→ YOUR TASK:
State how many lines of the entries hold the string "JSON". Reply with the number alone.

→ INPUT MATERIAL:
..............................
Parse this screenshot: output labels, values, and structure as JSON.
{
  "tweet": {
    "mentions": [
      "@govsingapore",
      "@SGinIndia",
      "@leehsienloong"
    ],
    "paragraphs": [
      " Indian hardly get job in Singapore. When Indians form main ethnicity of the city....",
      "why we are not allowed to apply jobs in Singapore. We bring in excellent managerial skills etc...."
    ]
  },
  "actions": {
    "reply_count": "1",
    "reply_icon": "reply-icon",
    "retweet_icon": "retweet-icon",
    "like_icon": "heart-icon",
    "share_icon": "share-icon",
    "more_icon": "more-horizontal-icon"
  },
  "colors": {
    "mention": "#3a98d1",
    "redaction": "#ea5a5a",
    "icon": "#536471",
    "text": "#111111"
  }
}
..............................
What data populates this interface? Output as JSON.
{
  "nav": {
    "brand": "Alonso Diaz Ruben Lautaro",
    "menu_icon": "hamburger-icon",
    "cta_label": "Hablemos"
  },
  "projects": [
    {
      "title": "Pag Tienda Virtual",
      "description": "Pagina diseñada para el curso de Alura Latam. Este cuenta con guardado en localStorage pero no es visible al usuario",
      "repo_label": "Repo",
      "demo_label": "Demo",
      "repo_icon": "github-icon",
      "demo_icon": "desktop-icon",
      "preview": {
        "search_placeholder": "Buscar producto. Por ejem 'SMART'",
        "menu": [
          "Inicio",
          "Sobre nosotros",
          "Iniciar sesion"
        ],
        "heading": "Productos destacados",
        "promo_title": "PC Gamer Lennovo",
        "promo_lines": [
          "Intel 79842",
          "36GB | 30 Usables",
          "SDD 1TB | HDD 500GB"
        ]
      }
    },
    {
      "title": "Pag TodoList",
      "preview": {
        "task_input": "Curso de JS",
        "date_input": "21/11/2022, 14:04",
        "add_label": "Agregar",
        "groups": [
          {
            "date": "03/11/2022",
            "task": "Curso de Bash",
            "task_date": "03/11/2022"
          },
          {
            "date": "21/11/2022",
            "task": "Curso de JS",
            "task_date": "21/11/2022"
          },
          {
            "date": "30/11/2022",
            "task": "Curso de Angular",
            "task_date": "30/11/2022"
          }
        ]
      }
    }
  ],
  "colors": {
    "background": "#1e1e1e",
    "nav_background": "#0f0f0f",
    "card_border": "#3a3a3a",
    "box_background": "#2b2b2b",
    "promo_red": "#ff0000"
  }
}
..............................
→ THE OUTPUT:
2